Task to carry out => Copy out the records in full, word for word, without pictures.

Collected data =>

================================

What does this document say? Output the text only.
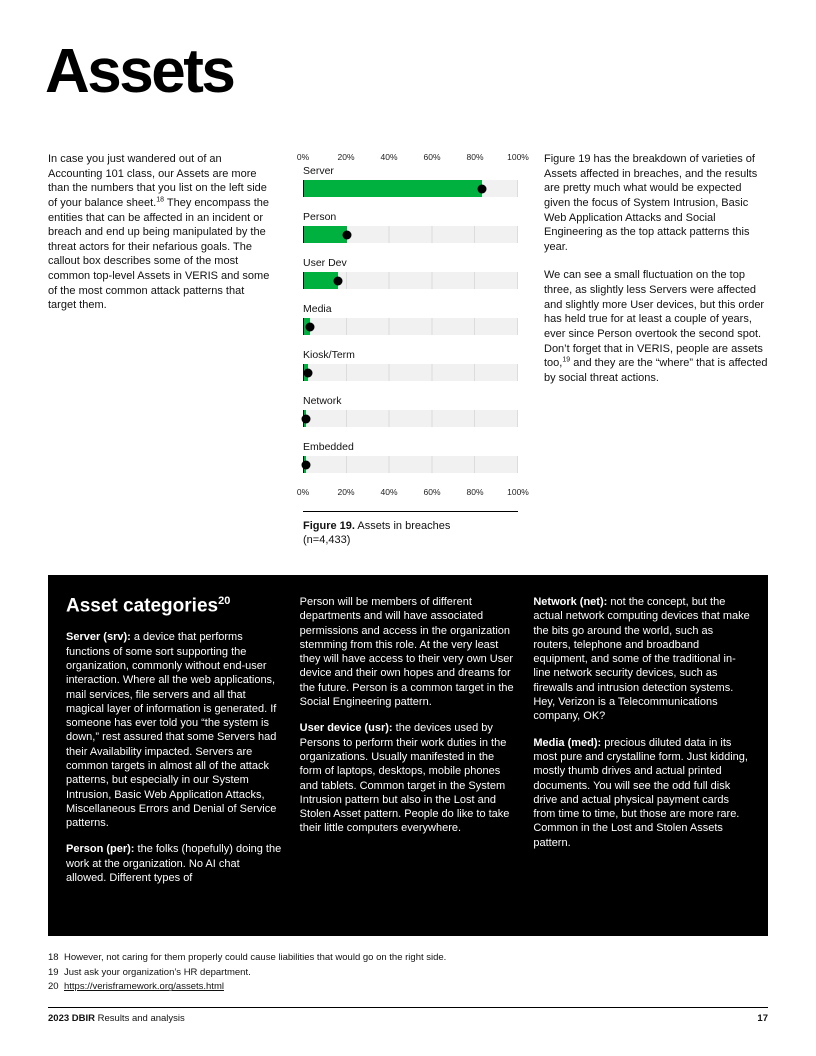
Assets

In case you just wandered out of an Accounting 101 class, our Assets are more than the numbers that you list on the left side of your balance sheet.$^{18}$ They encompass the entities that can be affected in an incident or breach and end up being manipulated by the threat actors for their nefarious goals. The callout box describes some of the most common top-level Assets in VERIS and some of the most common attack patterns that target them.

0%	20%	40%	60%	80%	100%
Server
Person
User Dev
Media
Kiosk/Term
Network
Embedded
0%	20%	40%	60%	80%	100%

Figure 19. Assets in breaches
(n=4,433)

Figure 19 has the breakdown of varieties of Assets affected in breaches, and the results are pretty much what would be expected given the focus of System Intrusion, Basic Web Application Attacks and Social Engineering as the top attack patterns this year.

We can see a small fluctuation on the top three, as slightly less Servers were affected and slightly more User devices, but this order has held true for at least a couple of years, ever since Person overtook the second spot. Don’t forget that in VERIS, people are assets too,$^{19}$ and they are the “where” that is affected by social threat actions.

Asset categories$^{20}$

Server (srv): a device that performs functions of some sort supporting the organization, commonly without end-user interaction. Where all the web applications, mail services, file servers and all that magical layer of information is generated. If someone has ever told you “the system is down,” rest assured that some Servers had their Availability impacted. Servers are common targets in almost all of the attack patterns, but especially in our System Intrusion, Basic Web Application Attacks, Miscellaneous Errors and Denial of Service patterns.

Person (per): the folks (hopefully) doing the work at the organization. No AI chat allowed. Different types of

Person will be members of different departments and will have associated permissions and access in the organization stemming from this role. At the very least they will have access to their very own User device and their own hopes and dreams for the future. Person is a common target in the Social Engineering pattern.

User device (usr): the devices used by Persons to perform their work duties in the organizations. Usually manifested in the form of laptops, desktops, mobile phones and tablets. Common target in the System Intrusion pattern but also in the Lost and Stolen Asset pattern. People do like to take their little computers everywhere.

Network (net): not the concept, but the actual network computing devices that make the bits go around the world, such as routers, telephone and broadband equipment, and some of the traditional in-line network security devices, such as firewalls and intrusion detection systems. Hey, Verizon is a Telecommunications company, OK?

Media (med): precious diluted data in its most pure and crystalline form. Just kidding, mostly thumb drives and actual printed documents. You will see the odd full disk drive and actual physical payment cards from time to time, but those are more rare. Common in the Lost and Stolen Assets pattern.

18 However, not caring for them properly could cause liabilities that would go on the right side.
19 Just ask your organization’s HR department.
20 https://verisframework.org/assets.html
2023 DBIR Results and analysis	17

================================

Expected output =>
What does this document say? Output the text only.
Assets

In case you just wandered out of an Accounting 101 class, our Assets are more than the numbers that you list on the left side of your balance sheet.$^{18}$ They encompass the entities that can be affected in an incident or breach and end up being manipulated by the threat actors for their nefarious goals. The callout box describes some of the most common top-level Assets in VERIS and some of the most common attack patterns that target them.

0%	20%	40%	60%	80%	100%
Server
Person
User Dev
Media
Kiosk/Term
Network
Embedded
0%	20%	40%	60%	80%	100%

Figure 19. Assets in breaches
(n=4,433)

Figure 19 has the breakdown of varieties of Assets affected in breaches, and the results are pretty much what would be expected given the focus of System Intrusion, Basic Web Application Attacks and Social Engineering as the top attack patterns this year.

We can see a small fluctuation on the top three, as slightly less Servers were affected and slightly more User devices, but this order has held true for at least a couple of years, ever since Person overtook the second spot. Don’t forget that in VERIS, people are assets too,$^{19}$ and they are the “where” that is affected by social threat actions.

Asset categories$^{20}$

Server (srv): a device that performs functions of some sort supporting the organization, commonly without end-user interaction. Where all the web applications, mail services, file servers and all that magical layer of information is generated. If someone has ever told you “the system is down,” rest assured that some Servers had their Availability impacted. Servers are common targets in almost all of the attack patterns, but especially in our System Intrusion, Basic Web Application Attacks, Miscellaneous Errors and Denial of Service patterns.

Person (per): the folks (hopefully) doing the work at the organization. No AI chat allowed. Different types of

Person will be members of different departments and will have associated permissions and access in the organization stemming from this role. At the very least they will have access to their very own User device and their own hopes and dreams for the future. Person is a common target in the Social Engineering pattern.

User device (usr): the devices used by Persons to perform their work duties in the organizations. Usually manifested in the form of laptops, desktops, mobile phones and tablets. Common target in the System Intrusion pattern but also in the Lost and Stolen Asset pattern. People do like to take their little computers everywhere.

Network (net): not the concept, but the actual network computing devices that make the bits go around the world, such as routers, telephone and broadband equipment, and some of the traditional in-line network security devices, such as firewalls and intrusion detection systems. Hey, Verizon is a Telecommunications company, OK?

Media (med): precious diluted data in its most pure and crystalline form. Just kidding, mostly thumb drives and actual printed documents. You will see the odd full disk drive and actual physical payment cards from time to time, but those are more rare. Common in the Lost and Stolen Assets pattern.

18 However, not caring for them properly could cause liabilities that would go on the right side.
19 Just ask your organization’s HR department.
20 https://verisframework.org/assets.html
2023 DBIR Results and analysis	17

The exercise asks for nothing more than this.